Leave out the pictures and reproduce all of the data exactly.

* * *

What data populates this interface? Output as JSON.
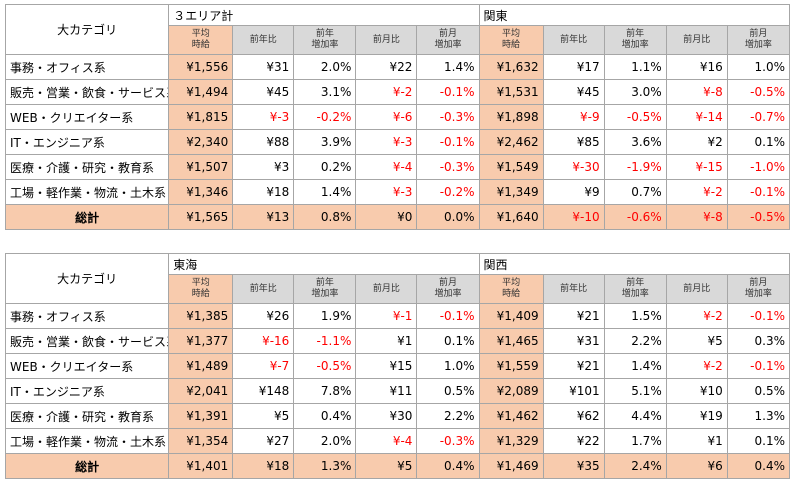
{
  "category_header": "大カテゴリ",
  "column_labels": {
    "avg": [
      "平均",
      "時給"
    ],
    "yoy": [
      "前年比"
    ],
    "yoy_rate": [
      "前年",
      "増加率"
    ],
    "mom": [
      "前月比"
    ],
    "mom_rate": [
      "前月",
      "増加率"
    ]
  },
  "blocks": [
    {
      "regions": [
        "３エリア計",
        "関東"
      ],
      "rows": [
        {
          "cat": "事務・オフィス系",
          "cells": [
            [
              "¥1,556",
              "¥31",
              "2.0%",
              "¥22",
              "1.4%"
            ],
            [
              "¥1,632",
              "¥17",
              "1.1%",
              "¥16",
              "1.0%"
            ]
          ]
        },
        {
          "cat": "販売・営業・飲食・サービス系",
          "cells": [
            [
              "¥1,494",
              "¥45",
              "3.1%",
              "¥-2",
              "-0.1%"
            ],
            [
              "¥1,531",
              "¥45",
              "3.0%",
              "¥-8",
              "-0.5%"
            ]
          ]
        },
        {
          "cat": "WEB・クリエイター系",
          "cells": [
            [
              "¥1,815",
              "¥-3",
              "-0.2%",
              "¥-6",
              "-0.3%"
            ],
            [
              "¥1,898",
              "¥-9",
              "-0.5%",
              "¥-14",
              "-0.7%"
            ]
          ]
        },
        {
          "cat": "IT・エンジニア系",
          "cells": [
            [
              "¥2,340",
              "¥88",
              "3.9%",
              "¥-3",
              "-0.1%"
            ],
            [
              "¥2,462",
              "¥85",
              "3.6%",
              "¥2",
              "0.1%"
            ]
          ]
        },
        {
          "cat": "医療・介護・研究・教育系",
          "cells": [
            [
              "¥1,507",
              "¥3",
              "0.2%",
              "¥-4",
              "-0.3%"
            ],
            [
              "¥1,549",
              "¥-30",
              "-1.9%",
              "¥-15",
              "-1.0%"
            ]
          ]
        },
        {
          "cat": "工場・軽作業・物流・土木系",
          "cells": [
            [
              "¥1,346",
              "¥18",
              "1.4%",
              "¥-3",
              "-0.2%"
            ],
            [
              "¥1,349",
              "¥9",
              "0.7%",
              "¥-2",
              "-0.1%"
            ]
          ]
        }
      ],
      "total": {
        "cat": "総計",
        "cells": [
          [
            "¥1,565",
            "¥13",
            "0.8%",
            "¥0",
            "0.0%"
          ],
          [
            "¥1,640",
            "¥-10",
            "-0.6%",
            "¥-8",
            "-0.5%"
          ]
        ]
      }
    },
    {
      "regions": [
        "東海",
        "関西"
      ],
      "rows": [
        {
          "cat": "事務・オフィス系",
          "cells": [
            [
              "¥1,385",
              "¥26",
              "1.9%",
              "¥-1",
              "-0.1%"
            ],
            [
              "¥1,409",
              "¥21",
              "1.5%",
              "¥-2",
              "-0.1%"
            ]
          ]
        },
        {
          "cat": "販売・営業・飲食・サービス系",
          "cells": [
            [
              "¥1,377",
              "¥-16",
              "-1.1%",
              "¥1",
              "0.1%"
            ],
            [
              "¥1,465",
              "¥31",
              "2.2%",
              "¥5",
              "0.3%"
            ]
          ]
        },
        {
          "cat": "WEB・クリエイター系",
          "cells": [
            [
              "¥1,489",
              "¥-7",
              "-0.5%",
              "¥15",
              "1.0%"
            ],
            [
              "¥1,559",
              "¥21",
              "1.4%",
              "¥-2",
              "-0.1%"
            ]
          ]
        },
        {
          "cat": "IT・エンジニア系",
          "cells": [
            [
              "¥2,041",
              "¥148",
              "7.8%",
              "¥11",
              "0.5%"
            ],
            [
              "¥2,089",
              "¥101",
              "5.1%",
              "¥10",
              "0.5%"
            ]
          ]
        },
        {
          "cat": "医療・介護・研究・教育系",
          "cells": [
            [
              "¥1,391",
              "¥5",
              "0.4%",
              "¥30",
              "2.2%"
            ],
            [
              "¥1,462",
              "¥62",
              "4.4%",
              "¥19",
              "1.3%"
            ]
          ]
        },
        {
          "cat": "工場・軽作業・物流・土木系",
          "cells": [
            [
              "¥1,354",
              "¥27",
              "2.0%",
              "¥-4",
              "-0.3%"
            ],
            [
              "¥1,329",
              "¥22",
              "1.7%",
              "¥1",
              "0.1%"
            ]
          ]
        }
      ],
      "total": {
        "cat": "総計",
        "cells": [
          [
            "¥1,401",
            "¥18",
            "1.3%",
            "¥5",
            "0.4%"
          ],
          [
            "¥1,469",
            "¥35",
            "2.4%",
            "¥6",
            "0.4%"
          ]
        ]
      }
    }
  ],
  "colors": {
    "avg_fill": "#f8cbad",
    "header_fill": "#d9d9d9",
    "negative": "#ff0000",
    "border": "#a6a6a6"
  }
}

* * *

▶ **Task response**
What data populates this interface? Output as JSON.
{
  "category_header": "大カテゴリ",
  "column_labels": {
    "avg": [
      "平均",
      "時給"
    ],
    "yoy": [
      "前年比"
    ],
    "yoy_rate": [
      "前年",
      "増加率"
    ],
    "mom": [
      "前月比"
    ],
    "mom_rate": [
      "前月",
      "増加率"
    ]
  },
  "blocks": [
    {
      "regions": [
        "３エリア計",
        "関東"
      ],
      "rows": [
        {
          "cat": "事務・オフィス系",
          "cells": [
            [
              "¥1,556",
              "¥31",
              "2.0%",
              "¥22",
              "1.4%"
            ],
            [
              "¥1,632",
              "¥17",
              "1.1%",
              "¥16",
              "1.0%"
            ]
          ]
        },
        {
          "cat": "販売・営業・飲食・サービス系",
          "cells": [
            [
              "¥1,494",
              "¥45",
              "3.1%",
              "¥-2",
              "-0.1%"
            ],
            [
              "¥1,531",
              "¥45",
              "3.0%",
              "¥-8",
              "-0.5%"
            ]
          ]
        },
        {
          "cat": "WEB・クリエイター系",
          "cells": [
            [
              "¥1,815",
              "¥-3",
              "-0.2%",
              "¥-6",
              "-0.3%"
            ],
            [
              "¥1,898",
              "¥-9",
              "-0.5%",
              "¥-14",
              "-0.7%"
            ]
          ]
        },
        {
          "cat": "IT・エンジニア系",
          "cells": [
            [
              "¥2,340",
              "¥88",
              "3.9%",
              "¥-3",
              "-0.1%"
            ],
            [
              "¥2,462",
              "¥85",
              "3.6%",
              "¥2",
              "0.1%"
            ]
          ]
        },
        {
          "cat": "医療・介護・研究・教育系",
          "cells": [
            [
              "¥1,507",
              "¥3",
              "0.2%",
              "¥-4",
              "-0.3%"
            ],
            [
              "¥1,549",
              "¥-30",
              "-1.9%",
              "¥-15",
              "-1.0%"
            ]
          ]
        },
        {
          "cat": "工場・軽作業・物流・土木系",
          "cells": [
            [
              "¥1,346",
              "¥18",
              "1.4%",
              "¥-3",
              "-0.2%"
            ],
            [
              "¥1,349",
              "¥9",
              "0.7%",
              "¥-2",
              "-0.1%"
            ]
          ]
        }
      ],
      "total": {
        "cat": "総計",
        "cells": [
          [
            "¥1,565",
            "¥13",
            "0.8%",
            "¥0",
            "0.0%"
          ],
          [
            "¥1,640",
            "¥-10",
            "-0.6%",
            "¥-8",
            "-0.5%"
          ]
        ]
      }
    },
    {
      "regions": [
        "東海",
        "関西"
      ],
      "rows": [
        {
          "cat": "事務・オフィス系",
          "cells": [
            [
              "¥1,385",
              "¥26",
              "1.9%",
              "¥-1",
              "-0.1%"
            ],
            [
              "¥1,409",
              "¥21",
              "1.5%",
              "¥-2",
              "-0.1%"
            ]
          ]
        },
        {
          "cat": "販売・営業・飲食・サービス系",
          "cells": [
            [
              "¥1,377",
              "¥-16",
              "-1.1%",
              "¥1",
              "0.1%"
            ],
            [
              "¥1,465",
              "¥31",
              "2.2%",
              "¥5",
              "0.3%"
            ]
          ]
        },
        {
          "cat": "WEB・クリエイター系",
          "cells": [
            [
              "¥1,489",
              "¥-7",
              "-0.5%",
              "¥15",
              "1.0%"
            ],
            [
              "¥1,559",
              "¥21",
              "1.4%",
              "¥-2",
              "-0.1%"
            ]
          ]
        },
        {
          "cat": "IT・エンジニア系",
          "cells": [
            [
              "¥2,041",
              "¥148",
              "7.8%",
              "¥11",
              "0.5%"
            ],
            [
              "¥2,089",
              "¥101",
              "5.1%",
              "¥10",
              "0.5%"
            ]
          ]
        },
        {
          "cat": "医療・介護・研究・教育系",
          "cells": [
            [
              "¥1,391",
              "¥5",
              "0.4%",
              "¥30",
              "2.2%"
            ],
            [
              "¥1,462",
              "¥62",
              "4.4%",
              "¥19",
              "1.3%"
            ]
          ]
        },
        {
          "cat": "工場・軽作業・物流・土木系",
          "cells": [
            [
              "¥1,354",
              "¥27",
              "2.0%",
              "¥-4",
              "-0.3%"
            ],
            [
              "¥1,329",
              "¥22",
              "1.7%",
              "¥1",
              "0.1%"
            ]
          ]
        }
      ],
      "total": {
        "cat": "総計",
        "cells": [
          [
            "¥1,401",
            "¥18",
            "1.3%",
            "¥5",
            "0.4%"
          ],
          [
            "¥1,469",
            "¥35",
            "2.4%",
            "¥6",
            "0.4%"
          ]
        ]
      }
    }
  ],
  "colors": {
    "avg_fill": "#f8cbad",
    "header_fill": "#d9d9d9",
    "negative": "#ff0000",
    "border": "#a6a6a6"
  }
}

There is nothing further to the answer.